Task to carry out
In the records below, locate the line containing "Output the text content of this document.", then extract it and all following lines exactly, ending with the last line.
[start of Task data]
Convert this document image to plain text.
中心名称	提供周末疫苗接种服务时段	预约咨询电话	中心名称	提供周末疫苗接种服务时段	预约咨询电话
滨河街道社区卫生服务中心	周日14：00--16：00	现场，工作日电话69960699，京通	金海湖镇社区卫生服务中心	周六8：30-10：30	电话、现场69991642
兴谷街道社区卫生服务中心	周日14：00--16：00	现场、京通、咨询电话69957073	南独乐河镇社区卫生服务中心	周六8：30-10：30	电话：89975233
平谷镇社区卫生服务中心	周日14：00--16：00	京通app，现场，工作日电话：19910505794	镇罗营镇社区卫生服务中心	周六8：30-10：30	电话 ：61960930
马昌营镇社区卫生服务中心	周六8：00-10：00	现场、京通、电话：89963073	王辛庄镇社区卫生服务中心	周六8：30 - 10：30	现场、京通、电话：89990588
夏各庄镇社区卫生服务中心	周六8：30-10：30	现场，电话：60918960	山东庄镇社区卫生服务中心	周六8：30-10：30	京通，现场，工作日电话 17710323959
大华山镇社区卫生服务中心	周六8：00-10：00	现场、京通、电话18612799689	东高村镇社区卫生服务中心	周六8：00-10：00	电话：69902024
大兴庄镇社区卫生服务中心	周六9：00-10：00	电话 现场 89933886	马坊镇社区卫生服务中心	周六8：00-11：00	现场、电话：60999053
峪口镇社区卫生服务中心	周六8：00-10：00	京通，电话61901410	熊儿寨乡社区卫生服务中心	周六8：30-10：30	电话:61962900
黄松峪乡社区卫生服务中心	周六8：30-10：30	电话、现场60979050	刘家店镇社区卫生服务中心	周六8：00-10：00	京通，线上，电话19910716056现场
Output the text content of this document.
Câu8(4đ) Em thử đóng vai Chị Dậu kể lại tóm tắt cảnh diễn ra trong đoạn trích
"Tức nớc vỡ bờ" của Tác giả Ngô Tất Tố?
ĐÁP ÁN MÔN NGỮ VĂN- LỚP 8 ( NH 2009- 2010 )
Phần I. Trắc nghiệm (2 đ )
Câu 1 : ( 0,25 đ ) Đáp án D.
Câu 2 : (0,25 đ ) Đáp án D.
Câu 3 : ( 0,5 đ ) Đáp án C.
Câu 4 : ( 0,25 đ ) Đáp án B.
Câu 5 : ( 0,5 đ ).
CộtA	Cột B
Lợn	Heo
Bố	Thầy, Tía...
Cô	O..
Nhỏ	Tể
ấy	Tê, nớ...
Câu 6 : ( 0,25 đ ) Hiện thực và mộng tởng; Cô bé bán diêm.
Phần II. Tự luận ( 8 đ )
[end of Task data]
The answer
Output the text content of this document.
Câu8(4đ) Em thử đóng vai Chị Dậu kể lại tóm tắt cảnh diễn ra trong đoạn trích
"Tức nớc vỡ bờ" của Tác giả Ngô Tất Tố?
ĐÁP ÁN MÔN NGỮ VĂN- LỚP 8 ( NH 2009- 2010 )
Phần I. Trắc nghiệm (2 đ )
Câu 1 : ( 0,25 đ ) Đáp án D.
Câu 2 : (0,25 đ ) Đáp án D.
Câu 3 : ( 0,5 đ ) Đáp án C.
Câu 4 : ( 0,25 đ ) Đáp án B.
Câu 5 : ( 0,5 đ ).
CộtA	Cột B
Lợn	Heo
Bố	Thầy, Tía...
Cô	O..
Nhỏ	Tể
ấy	Tê, nớ...
Câu 6 : ( 0,25 đ ) Hiện thực và mộng tởng; Cô bé bán diêm.
Phần II. Tự luận ( 8 đ )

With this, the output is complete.